■ Task data:
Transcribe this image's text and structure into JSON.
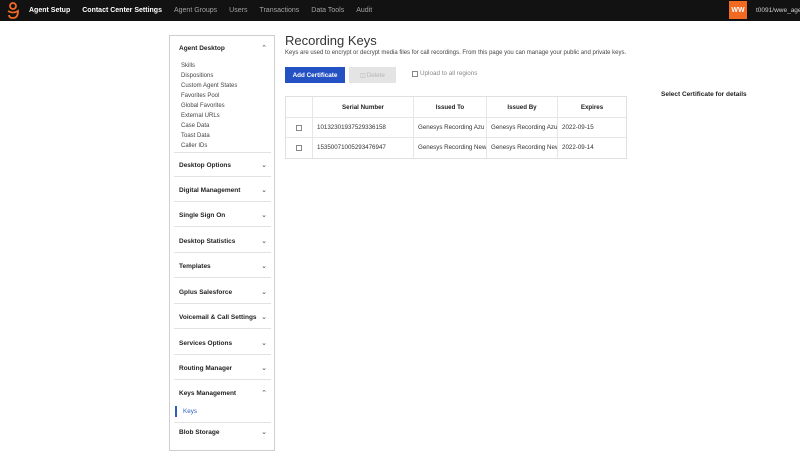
{
  "topbar": {
    "logo_icon": "genesys-logo-icon",
    "brand_color": "#f26a21",
    "nav": [
      {
        "label": "Agent Setup",
        "active": true
      },
      {
        "label": "Contact Center Settings",
        "active": true
      },
      {
        "label": "Agent Groups",
        "active": false
      },
      {
        "label": "Users",
        "active": false
      },
      {
        "label": "Transactions",
        "active": false
      },
      {
        "label": "Data Tools",
        "active": false
      },
      {
        "label": "Audit",
        "active": false
      }
    ],
    "avatar": "WW",
    "user": "t0091/wwe_age"
  },
  "sidebar": {
    "agent_desktop": {
      "title": "Agent Desktop",
      "items": [
        "Skills",
        "Dispositions",
        "Custom Agent States",
        "Favorites Pool",
        "Global Favorites",
        "External URLs",
        "Case Data",
        "Toast Data",
        "Caller IDs"
      ]
    },
    "sections": [
      "Desktop Options",
      "Digital Management",
      "Single Sign On",
      "Desktop Statistics",
      "Templates",
      "Gplus Salesforce",
      "Voicemail & Call Settings",
      "Services Options",
      "Routing Manager"
    ],
    "keys_management": {
      "title": "Keys Management",
      "active_item": "Keys"
    },
    "blob_storage": "Blob Storage"
  },
  "main": {
    "title": "Recording Keys",
    "description": "Keys are used to encrypt or decrypt media files for call recordings. From this page you can manage your public and private keys.",
    "add_button": "Add Certificate",
    "delete_button": "Delete",
    "upload_label": "Upload to all regions",
    "details_hint": "Select Certificate for details",
    "table": {
      "columns": [
        "Serial Number",
        "Issued To",
        "Issued By",
        "Expires"
      ],
      "rows": [
        {
          "serial": "10132301937529336158",
          "issued_to": "Genesys Recording Azu",
          "issued_by": "Genesys Recording Azu",
          "expires": "2022-09-15"
        },
        {
          "serial": "15350071005293476947",
          "issued_to": "Genesys Recording New",
          "issued_by": "Genesys Recording New",
          "expires": "2022-09-14"
        }
      ]
    }
  }
}
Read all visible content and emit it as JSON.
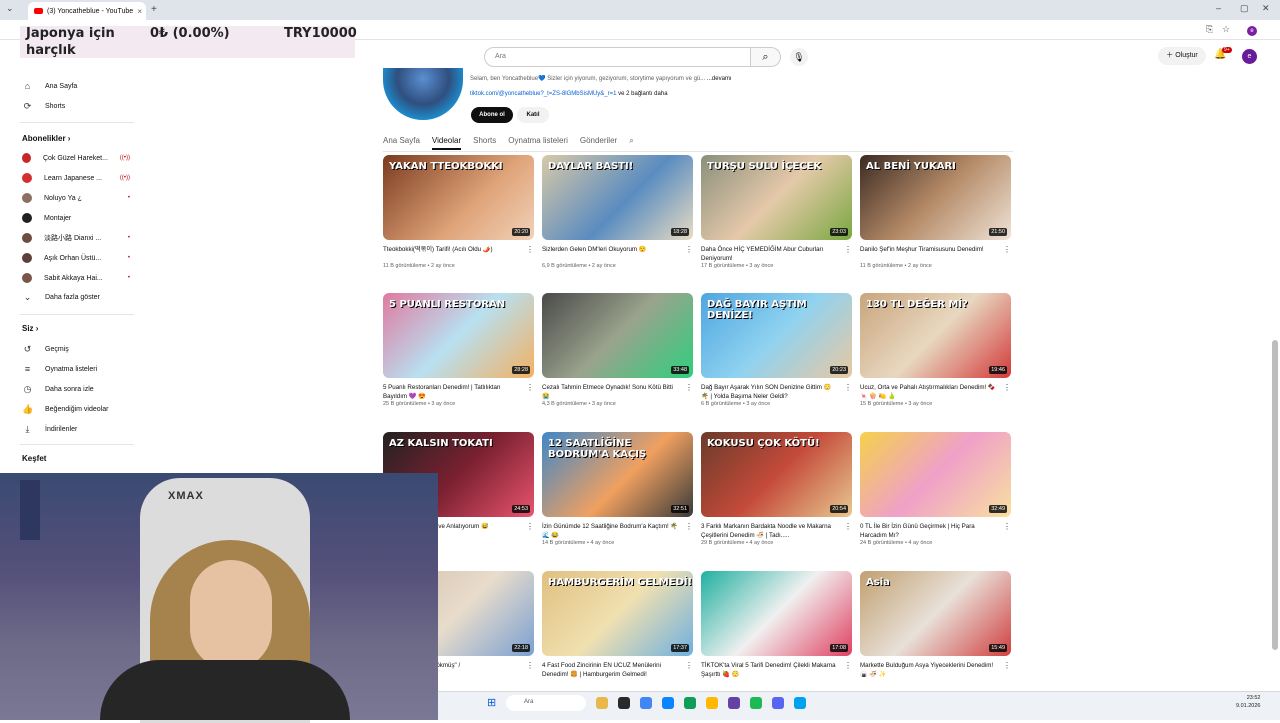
{
  "browser": {
    "tab_title": "(3) Yoncatheblue - YouTube",
    "tab_close": "×",
    "new_tab": "+",
    "tab_menu": "⌄",
    "win_min": "–",
    "win_max": "▢",
    "win_close": "✕"
  },
  "banner": {
    "line1": "Japonya için",
    "line2": "harçlık",
    "amount": "0₺ (0.00%)",
    "goal": "TRY10000"
  },
  "sidebar": {
    "home": "Ana Sayfa",
    "shorts": "Shorts",
    "subscriptions_heading": "Abonelikler",
    "subscriptions": [
      {
        "name": "Çok Güzel Hareket...",
        "color": "#c62828",
        "badge": "((•))"
      },
      {
        "name": "Learn Japanese ...",
        "color": "#d32f2f",
        "badge": "((•))"
      },
      {
        "name": "Noluyo Ya ¿",
        "color": "#8d6e63",
        "badge": "•"
      },
      {
        "name": "Montajer",
        "color": "#212121",
        "badge": ""
      },
      {
        "name": "淡路小路 Dianxi ...",
        "color": "#6d4c41",
        "badge": "•"
      },
      {
        "name": "Aşık Orhan Üstü...",
        "color": "#5d4037",
        "badge": "•"
      },
      {
        "name": "Sabit Akkaya Hai...",
        "color": "#795548",
        "badge": "•"
      }
    ],
    "show_more": "Daha fazla göster",
    "you_heading": "Siz",
    "history": "Geçmiş",
    "playlists": "Oynatma listeleri",
    "watch_later": "Daha sonra izle",
    "liked": "Beğendiğim videolar",
    "downloads": "İndirilenler",
    "explore": "Keşfet"
  },
  "header": {
    "search_placeholder": "Ara",
    "create": "Oluştur",
    "notifications": "9+",
    "user_initial": "e"
  },
  "channel": {
    "description": "Selam, ben Yoncatheblue💙 Sizler için yiyorum, geziyorum, storytime yapıyorum ve gü...",
    "more": "...devamı",
    "link": "tiktok.com/@yoncatheblue?_t=ZS-8lGMbSisMUy&_r=1",
    "link_more": "ve 2 bağlantı daha",
    "subscribe": "Abone ol",
    "join": "Katıl",
    "tabs": [
      "Ana Sayfa",
      "Videolar",
      "Shorts",
      "Oynatma listeleri",
      "Gönderiler"
    ]
  },
  "videos": [
    {
      "title": "Tteokbokki(떡볶이) Tarifi! (Acılı Oldu 🌶️)",
      "meta": "11 B görüntüleme • 2 ay önce",
      "duration": "20:20",
      "overlay": "YAKAN TTEOKBOKKI",
      "bg": "linear-gradient(135deg,#7a3b1e,#e0a47a 60,#f1d2b8)"
    },
    {
      "title": "Sizlerden Gelen DM'leri Okuyorum 😌",
      "meta": "6,9 B görüntüleme • 2 ay önce",
      "duration": "18:28",
      "overlay": "DAYLAR BASTI!",
      "bg": "linear-gradient(135deg,#d9c9a8,#5a8cc0 55%,#e8dcc4)"
    },
    {
      "title": "Daha Önce HİÇ YEMEDİĞİM Abur Cuburları Deniyorum!",
      "meta": "17 B görüntüleme • 3 ay önce",
      "duration": "23:03",
      "overlay": "TURŞU SULU İÇECEK",
      "bg": "linear-gradient(135deg,#8a8f7c,#e5c9a9 50%,#79a840)"
    },
    {
      "title": "Danilo Şef'in Meşhur Tiramisusunu Denedim!",
      "meta": "11 B görüntüleme • 2 ay önce",
      "duration": "21:50",
      "overlay": "AL BENİ YUKARI",
      "bg": "linear-gradient(135deg,#3b2a22,#b48a67 50%,#efe3d6)"
    },
    {
      "title": "5 Puanlı Restoranları Denedim! | Tatlılıktan Bayıldım 💜 😍",
      "meta": "25 B görüntüleme • 3 ay önce",
      "duration": "28:28",
      "overlay": "5 PUANLI RESTORAN",
      "bg": "linear-gradient(135deg,#e07aa0,#b8e0f0 50%,#f3b062)"
    },
    {
      "title": "Cezalı Tahmin Etmece Oynadık! Sonu Kötü Bitti 😭",
      "meta": "4,3 B görüntüleme • 3 ay önce",
      "duration": "33:48",
      "overlay": "",
      "bg": "linear-gradient(135deg,#4a4a4a,#9aa38c 50%,#2ecf7d)"
    },
    {
      "title": "Dağ Bayır Aşarak Yılın SON Denizine Gittim 😳 🌴 | Yolda Başıma Neler Geldi?",
      "meta": "6 B görüntüleme • 3 ay önce",
      "duration": "20:23",
      "overlay": "DAĞ BAYIR AŞTIM DENİZE!",
      "bg": "linear-gradient(135deg,#4ea6e0,#8fd2f0 50%,#e9c8a2)"
    },
    {
      "title": "Ucuz, Orta ve Pahalı Atıştırmalıkları Denedim! 🍫 🍬 🍿 🍋 🍐",
      "meta": "15 B görüntüleme • 3 ay önce",
      "duration": "19:46",
      "overlay": "130 TL DEĞER Mİ?",
      "bg": "linear-gradient(135deg,#c9a57c,#e8d8c0 50%,#d23a3a)"
    },
    {
      "title": "...yum İlginç, Komik ve Anlatıyorum 😅",
      "meta": "",
      "duration": "24:53",
      "overlay": "AZ KALSIN TOKATI",
      "bg": "linear-gradient(135deg,#222,#7a2030 50%,#e9546f)"
    },
    {
      "title": "İzin Günümde 12 Saatliğine Bodrum'a Kaçtım! 🌴 🌊 😂",
      "meta": "14 B görüntüleme • 4 ay önce",
      "duration": "32:51",
      "overlay": "12 SAATLİĞİNE BODRUM'A KAÇIŞ",
      "bg": "linear-gradient(135deg,#3f87c8,#f0a060 55%,#3a3a3a)"
    },
    {
      "title": "3 Farklı Markanın Bardakta Noodle ve Makarna Çeşitlerini Denedim 🍜 | Tadı.....",
      "meta": "29 B görüntüleme • 4 ay önce",
      "duration": "20:54",
      "overlay": "KOKUSU ÇOK KÖTÜ!",
      "bg": "linear-gradient(135deg,#6a3b2a,#c44a3a 50%,#e8c890)"
    },
    {
      "title": "0 TL İle Bir İzin Günü Geçirmek | Hiç Para Harcadım Mı?",
      "meta": "24 B görüntüleme • 4 ay önce",
      "duration": "32:49",
      "overlay": "",
      "bg": "linear-gradient(135deg,#f4d24a,#f0a0c8 50%,#f8e0a0)"
    },
    {
      "title": "...yorum | \"Yüzün Çökmüş\" /",
      "meta": "",
      "duration": "22:18",
      "overlay": "",
      "bg": "linear-gradient(135deg,#d4c0a8,#e8dccc 50%,#7aa0d0)"
    },
    {
      "title": "4 Fast Food Zincirinin EN UCUZ Menülerini Denedim! 🍔 | Hamburgerim Gelmedi!",
      "meta": "",
      "duration": "17:37",
      "overlay": "HAMBURGERİM GELMEDİ!",
      "bg": "linear-gradient(135deg,#e0c080,#f0e0b0 50%,#6fb0e0)"
    },
    {
      "title": "TİKTOK'ta Viral 5 Tarifi Denedim! Çilekli Makarna Şaşırttı 🍓 😳",
      "meta": "",
      "duration": "17:08",
      "overlay": "",
      "bg": "linear-gradient(135deg,#20b0a0,#f0f0f0 50%,#e04060)"
    },
    {
      "title": "Markette Bulduğum Asya Yiyeceklerini Denedim! 🍙 🍜 ✨",
      "meta": "",
      "duration": "15:49",
      "overlay": "Asia",
      "bg": "linear-gradient(135deg,#c0a070,#e8e0d8 50%,#d04040)"
    }
  ],
  "webcam": {
    "chair_brand": "XMAX"
  },
  "taskbar": {
    "search": "Ara",
    "time": "23:52",
    "date": "9.01.2026"
  }
}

■ Task to carry out: Extract every line above that contains the word "görüntüleme".

■ Response box:
      "meta": "11 B görüntüleme • 2 ay önce",
      "meta": "6,9 B görüntüleme • 2 ay önce",
      "meta": "17 B görüntüleme • 3 ay önce",
      "meta": "11 B görüntüleme • 2 ay önce",
      "meta": "25 B görüntüleme • 3 ay önce",
      "meta": "4,3 B görüntüleme • 3 ay önce",
      "meta": "6 B görüntüleme • 3 ay önce",
      "meta": "15 B görüntüleme • 3 ay önce",
      "meta": "14 B görüntüleme • 4 ay önce",
      "meta": "29 B görüntüleme • 4 ay önce",
      "meta": "24 B görüntüleme • 4 ay önce",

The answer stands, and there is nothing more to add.